* Goal: Pictures stay out of the copy; set down each line of the listing below exactly.

BEGIN Records for the exercise

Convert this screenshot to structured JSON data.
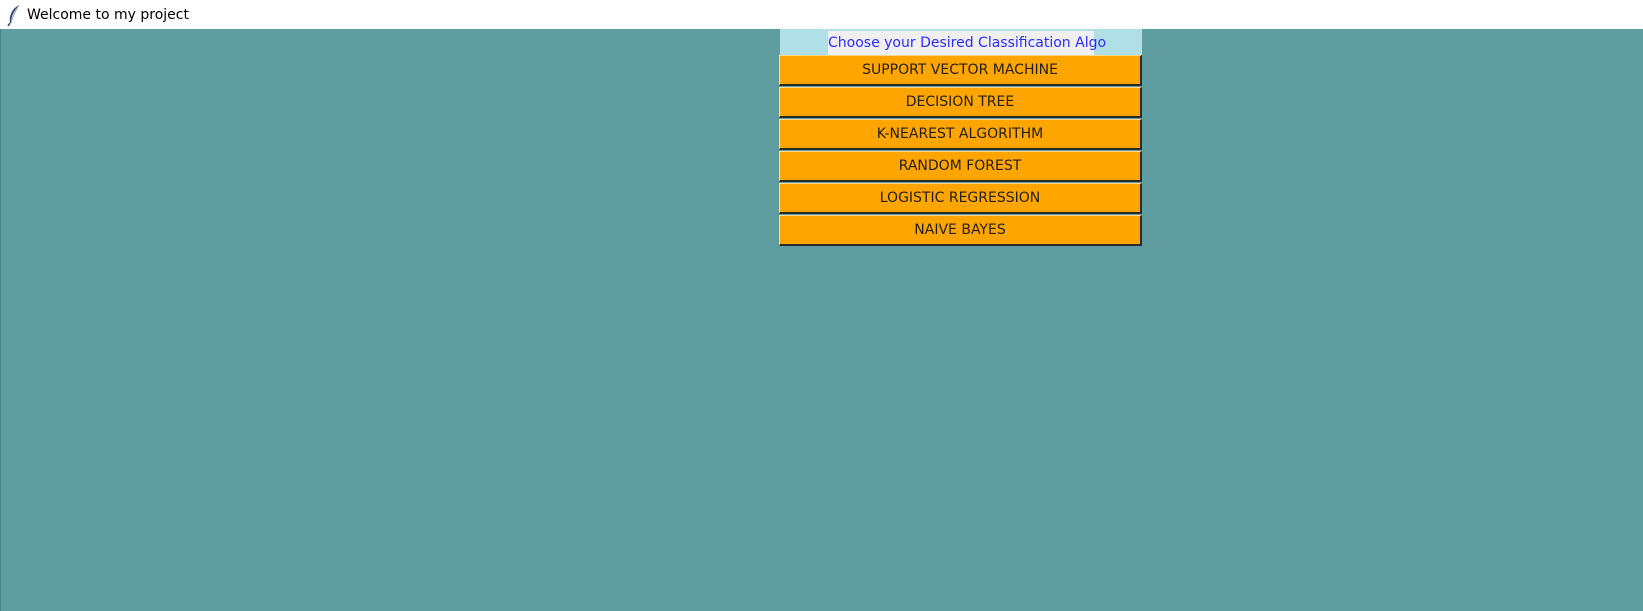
{
  "window": {
    "title": "Welcome to my project",
    "icon": "feather-icon"
  },
  "colors": {
    "background": "#5f9ea0",
    "header_frame": "#b0e0e6",
    "header_text": "#2b2bff",
    "button_bg": "#ffa500"
  },
  "header": {
    "label": "Choose your Desired Classification Algo"
  },
  "buttons": [
    {
      "label": "SUPPORT VECTOR MACHINE"
    },
    {
      "label": "DECISION TREE"
    },
    {
      "label": "K-NEAREST ALGORITHM"
    },
    {
      "label": "RANDOM FOREST"
    },
    {
      "label": "LOGISTIC REGRESSION"
    },
    {
      "label": "NAIVE BAYES"
    }
  ]
}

END Records for the exercise

* Exercise response:
Convert this screenshot to structured JSON data.
{
  "window": {
    "title": "Welcome to my project",
    "icon": "feather-icon"
  },
  "colors": {
    "background": "#5f9ea0",
    "header_frame": "#b0e0e6",
    "header_text": "#2b2bff",
    "button_bg": "#ffa500"
  },
  "header": {
    "label": "Choose your Desired Classification Algo"
  },
  "buttons": [
    {
      "label": "SUPPORT VECTOR MACHINE"
    },
    {
      "label": "DECISION TREE"
    },
    {
      "label": "K-NEAREST ALGORITHM"
    },
    {
      "label": "RANDOM FOREST"
    },
    {
      "label": "LOGISTIC REGRESSION"
    },
    {
      "label": "NAIVE BAYES"
    }
  ]
}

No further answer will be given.